→ Direction
Pick out each line in these entries that contains the string "Interests".

══ Available data ══

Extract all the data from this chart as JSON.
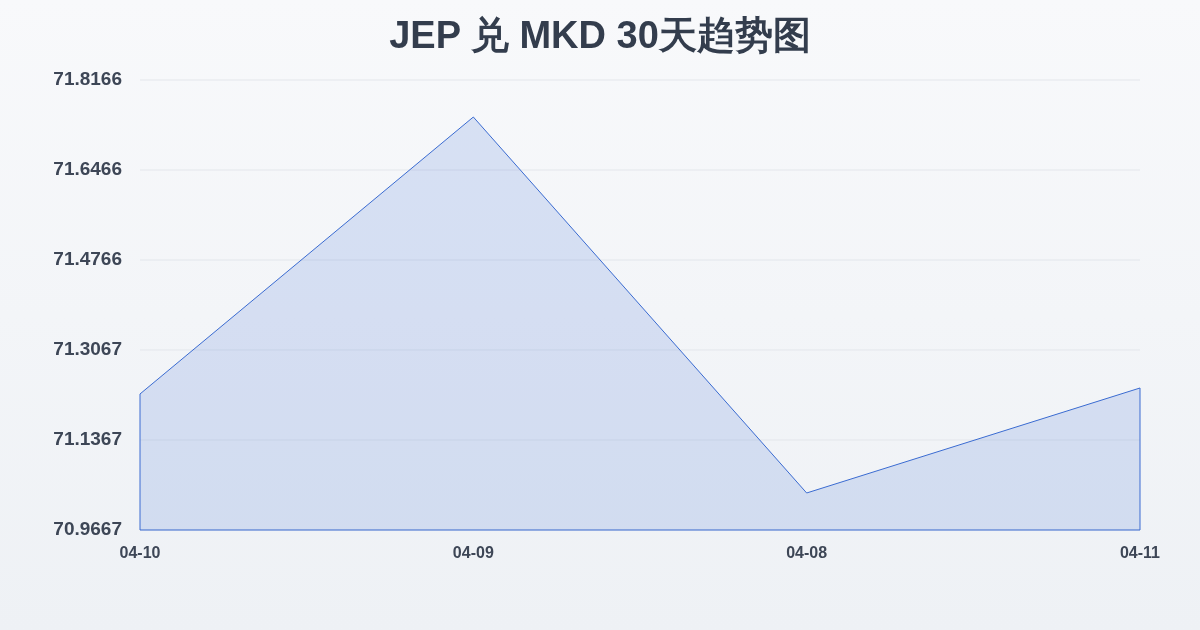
{
  "chart_data": {
    "type": "area",
    "title": "JEP 兑 MKD 30天趋势图",
    "categories": [
      "04-10",
      "04-09",
      "04-08",
      "04-11"
    ],
    "series": [
      {
        "color": "#3a6bd1",
        "values": [
          71.2236,
          71.7467,
          71.0366,
          71.2349
        ]
      }
    ],
    "ylim": [
      70.9667,
      71.8166
    ],
    "yticks": [
      70.9667,
      71.1367,
      71.3067,
      71.4766,
      71.6466,
      71.8166
    ],
    "grid": "y"
  }
}
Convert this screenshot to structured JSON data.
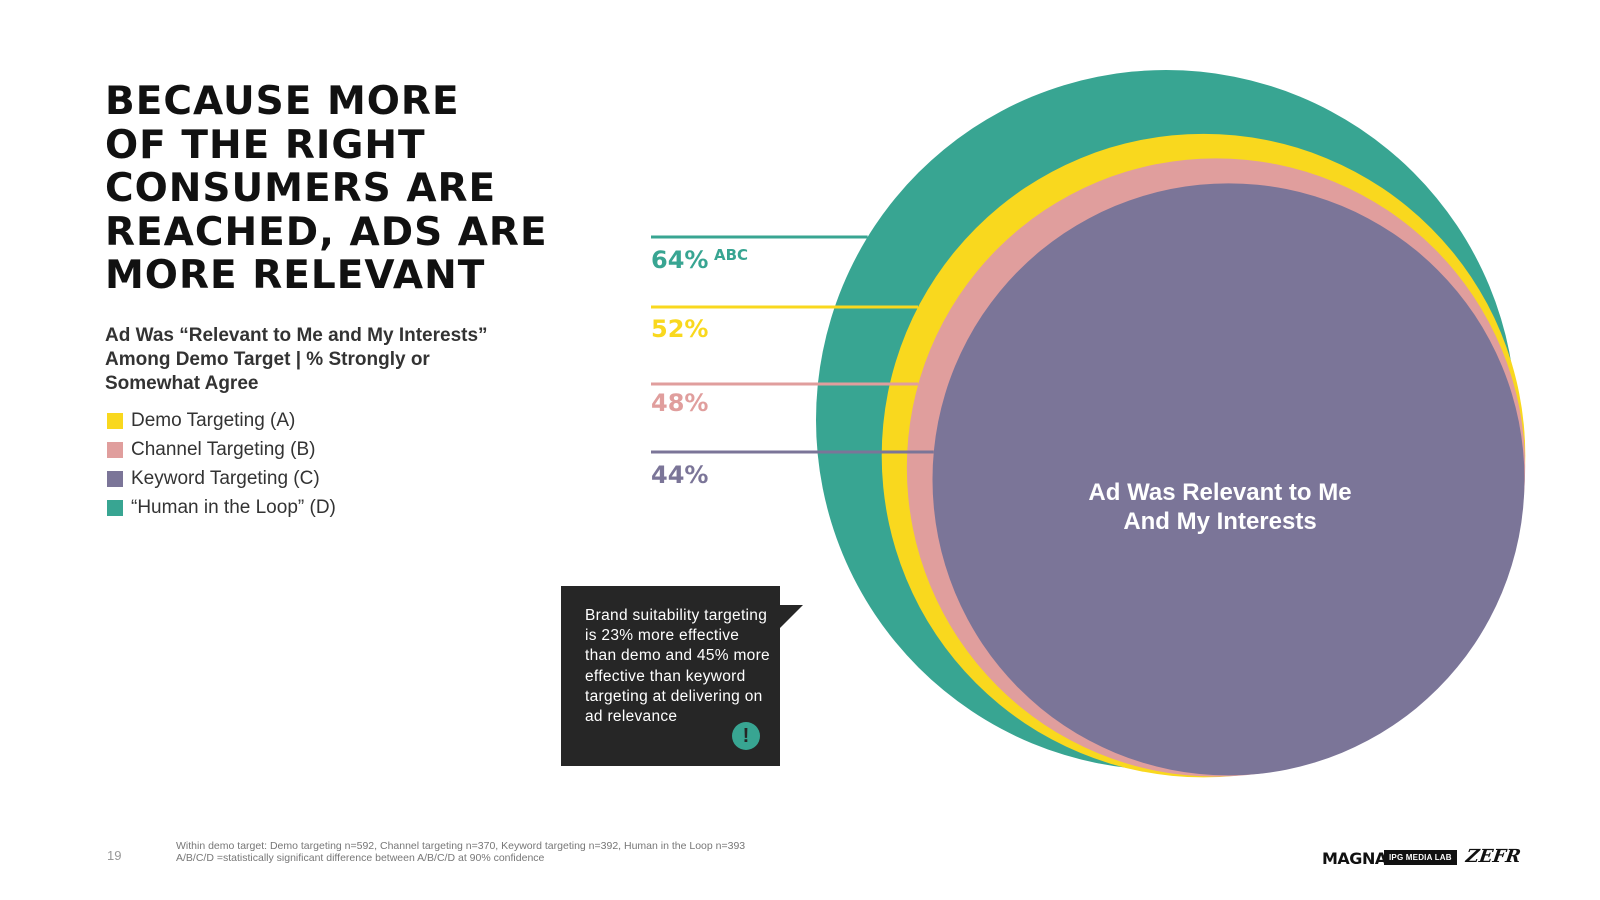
{
  "title_lines": [
    "BECAUSE MORE",
    "OF THE RIGHT",
    "CONSUMERS ARE",
    "REACHED, ADS ARE",
    "MORE RELEVANT"
  ],
  "subtitle": "Ad Was “Relevant to Me and My Interests” Among Demo Target | % Strongly or Somewhat Agree",
  "legend": [
    {
      "label": "Demo Targeting (A)",
      "color": "#f9d81e"
    },
    {
      "label": "Channel Targeting (B)",
      "color": "#e09e9d"
    },
    {
      "label": "Keyword Targeting (C)",
      "color": "#7b7598"
    },
    {
      "label": "“Human in the Loop” (D)",
      "color": "#38a592"
    }
  ],
  "chart_data": {
    "type": "nested-circles",
    "center_label_lines": [
      "Ad Was Relevant to Me",
      "And My Interests"
    ],
    "series": [
      {
        "name": "“Human in the Loop” (D)",
        "value": 64,
        "label": "64%",
        "sig": "ABC",
        "color": "#38a592"
      },
      {
        "name": "Demo Targeting (A)",
        "value": 52,
        "label": "52%",
        "sig": "",
        "color": "#f9d81e"
      },
      {
        "name": "Channel Targeting (B)",
        "value": 48,
        "label": "48%",
        "sig": "",
        "color": "#e09e9d"
      },
      {
        "name": "Keyword Targeting (C)",
        "value": 44,
        "label": "44%",
        "sig": "",
        "color": "#7b7598"
      }
    ]
  },
  "callout": {
    "text": "Brand suitability targeting is 23% more effective than demo and 45% more effective than keyword targeting at delivering on ad relevance",
    "badge": "!",
    "badge_icon": "exclamation-icon"
  },
  "page_number": "19",
  "footnote": {
    "line1": "Within demo target: Demo targeting n=592, Channel targeting n=370, Keyword targeting n=392, Human in the Loop n=393",
    "line2": "A/B/C/D =statistically significant difference between A/B/C/D at 90% confidence"
  },
  "logos": {
    "magna": "MAGNA",
    "ipg": "IPG MEDIA LAB",
    "zefr": "ZEFR"
  }
}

═══

→ Correct response
  "subtitle": "Ad Was “Relevant to Me and My Interests” Among Demo Target | % Strongly or Somewhat Agree",
      "And My Interests"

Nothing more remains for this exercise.